# Start of Data shown

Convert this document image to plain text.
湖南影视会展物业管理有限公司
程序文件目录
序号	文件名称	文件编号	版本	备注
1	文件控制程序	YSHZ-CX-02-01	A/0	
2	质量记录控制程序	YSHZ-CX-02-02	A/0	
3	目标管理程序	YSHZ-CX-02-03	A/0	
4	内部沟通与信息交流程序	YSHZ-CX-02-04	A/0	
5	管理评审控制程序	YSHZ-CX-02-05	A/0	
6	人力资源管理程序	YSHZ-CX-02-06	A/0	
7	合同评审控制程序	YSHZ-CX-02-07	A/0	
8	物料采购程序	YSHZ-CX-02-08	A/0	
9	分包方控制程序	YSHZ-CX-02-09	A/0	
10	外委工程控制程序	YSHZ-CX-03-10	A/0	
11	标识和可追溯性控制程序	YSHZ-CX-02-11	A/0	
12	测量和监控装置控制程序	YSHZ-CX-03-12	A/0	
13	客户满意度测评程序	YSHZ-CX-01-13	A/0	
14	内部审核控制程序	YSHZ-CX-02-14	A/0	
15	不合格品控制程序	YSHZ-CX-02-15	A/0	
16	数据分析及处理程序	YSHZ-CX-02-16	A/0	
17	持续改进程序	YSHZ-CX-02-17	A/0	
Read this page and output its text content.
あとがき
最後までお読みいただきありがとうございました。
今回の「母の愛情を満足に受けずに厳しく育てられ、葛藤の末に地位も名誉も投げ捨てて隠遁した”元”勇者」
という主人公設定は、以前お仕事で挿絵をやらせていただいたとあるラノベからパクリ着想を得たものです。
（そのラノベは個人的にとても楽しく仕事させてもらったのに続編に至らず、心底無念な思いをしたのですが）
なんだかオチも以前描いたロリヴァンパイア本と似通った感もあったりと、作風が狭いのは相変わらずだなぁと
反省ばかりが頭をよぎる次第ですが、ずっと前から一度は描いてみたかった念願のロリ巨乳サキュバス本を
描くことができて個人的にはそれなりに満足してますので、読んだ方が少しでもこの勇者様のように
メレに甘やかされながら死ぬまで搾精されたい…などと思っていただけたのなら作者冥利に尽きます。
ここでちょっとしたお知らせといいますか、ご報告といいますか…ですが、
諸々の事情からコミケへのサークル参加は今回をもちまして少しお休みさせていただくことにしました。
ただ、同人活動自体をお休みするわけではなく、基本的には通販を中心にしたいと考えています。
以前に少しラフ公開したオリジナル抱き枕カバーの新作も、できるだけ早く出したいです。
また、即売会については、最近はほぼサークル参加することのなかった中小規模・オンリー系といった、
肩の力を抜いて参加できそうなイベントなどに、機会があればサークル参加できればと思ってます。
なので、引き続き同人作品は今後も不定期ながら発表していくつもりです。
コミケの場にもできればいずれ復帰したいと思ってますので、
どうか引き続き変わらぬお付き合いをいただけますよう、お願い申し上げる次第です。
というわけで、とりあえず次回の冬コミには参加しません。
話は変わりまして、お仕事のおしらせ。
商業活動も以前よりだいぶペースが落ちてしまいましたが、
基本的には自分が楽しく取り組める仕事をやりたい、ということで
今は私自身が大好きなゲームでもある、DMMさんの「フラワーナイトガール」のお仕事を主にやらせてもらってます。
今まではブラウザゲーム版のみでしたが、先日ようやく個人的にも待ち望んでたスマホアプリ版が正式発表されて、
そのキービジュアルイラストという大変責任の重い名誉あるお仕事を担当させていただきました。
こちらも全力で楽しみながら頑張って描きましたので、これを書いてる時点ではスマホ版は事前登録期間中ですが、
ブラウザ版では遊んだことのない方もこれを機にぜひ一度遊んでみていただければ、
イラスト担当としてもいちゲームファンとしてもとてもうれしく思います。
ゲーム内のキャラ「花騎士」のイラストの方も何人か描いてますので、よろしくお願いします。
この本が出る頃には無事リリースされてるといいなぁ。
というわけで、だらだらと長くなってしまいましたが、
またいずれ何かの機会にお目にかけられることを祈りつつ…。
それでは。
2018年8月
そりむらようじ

# End of Data shown

Task →
Your task is to reproduce all of the records exactly.

Output for this task →
Convert this document image to plain text.
湖南影视会展物业管理有限公司
程序文件目录
序号	文件名称	文件编号	版本	备注
1	文件控制程序	YSHZ-CX-02-01	A/0	
2	质量记录控制程序	YSHZ-CX-02-02	A/0	
3	目标管理程序	YSHZ-CX-02-03	A/0	
4	内部沟通与信息交流程序	YSHZ-CX-02-04	A/0	
5	管理评审控制程序	YSHZ-CX-02-05	A/0	
6	人力资源管理程序	YSHZ-CX-02-06	A/0	
7	合同评审控制程序	YSHZ-CX-02-07	A/0	
8	物料采购程序	YSHZ-CX-02-08	A/0	
9	分包方控制程序	YSHZ-CX-02-09	A/0	
10	外委工程控制程序	YSHZ-CX-03-10	A/0	
11	标识和可追溯性控制程序	YSHZ-CX-02-11	A/0	
12	测量和监控装置控制程序	YSHZ-CX-03-12	A/0	
13	客户满意度测评程序	YSHZ-CX-01-13	A/0	
14	内部审核控制程序	YSHZ-CX-02-14	A/0	
15	不合格品控制程序	YSHZ-CX-02-15	A/0	
16	数据分析及处理程序	YSHZ-CX-02-16	A/0	
17	持续改进程序	YSHZ-CX-02-17	A/0	
Read this page and output its text content.
あとがき
最後までお読みいただきありがとうございました。
今回の「母の愛情を満足に受けずに厳しく育てられ、葛藤の末に地位も名誉も投げ捨てて隠遁した”元”勇者」
という主人公設定は、以前お仕事で挿絵をやらせていただいたとあるラノベからパクリ着想を得たものです。
（そのラノベは個人的にとても楽しく仕事させてもらったのに続編に至らず、心底無念な思いをしたのですが）
なんだかオチも以前描いたロリヴァンパイア本と似通った感もあったりと、作風が狭いのは相変わらずだなぁと
反省ばかりが頭をよぎる次第ですが、ずっと前から一度は描いてみたかった念願のロリ巨乳サキュバス本を
描くことができて個人的にはそれなりに満足してますので、読んだ方が少しでもこの勇者様のように
メレに甘やかされながら死ぬまで搾精されたい…などと思っていただけたのなら作者冥利に尽きます。
ここでちょっとしたお知らせといいますか、ご報告といいますか…ですが、
諸々の事情からコミケへのサークル参加は今回をもちまして少しお休みさせていただくことにしました。
ただ、同人活動自体をお休みするわけではなく、基本的には通販を中心にしたいと考えています。
以前に少しラフ公開したオリジナル抱き枕カバーの新作も、できるだけ早く出したいです。
また、即売会については、最近はほぼサークル参加することのなかった中小規模・オンリー系といった、
肩の力を抜いて参加できそうなイベントなどに、機会があればサークル参加できればと思ってます。
なので、引き続き同人作品は今後も不定期ながら発表していくつもりです。
コミケの場にもできればいずれ復帰したいと思ってますので、
どうか引き続き変わらぬお付き合いをいただけますよう、お願い申し上げる次第です。
というわけで、とりあえず次回の冬コミには参加しません。
話は変わりまして、お仕事のおしらせ。
商業活動も以前よりだいぶペースが落ちてしまいましたが、
基本的には自分が楽しく取り組める仕事をやりたい、ということで
今は私自身が大好きなゲームでもある、DMMさんの「フラワーナイトガール」のお仕事を主にやらせてもらってます。
今まではブラウザゲーム版のみでしたが、先日ようやく個人的にも待ち望んでたスマホアプリ版が正式発表されて、
そのキービジュアルイラストという大変責任の重い名誉あるお仕事を担当させていただきました。
こちらも全力で楽しみながら頑張って描きましたので、これを書いてる時点ではスマホ版は事前登録期間中ですが、
ブラウザ版では遊んだことのない方もこれを機にぜひ一度遊んでみていただければ、
イラスト担当としてもいちゲームファンとしてもとてもうれしく思います。
ゲーム内のキャラ「花騎士」のイラストの方も何人か描いてますので、よろしくお願いします。
この本が出る頃には無事リリースされてるといいなぁ。
というわけで、だらだらと長くなってしまいましたが、
またいずれ何かの機会にお目にかけられることを祈りつつ…。
それでは。
2018年8月
そりむらようじ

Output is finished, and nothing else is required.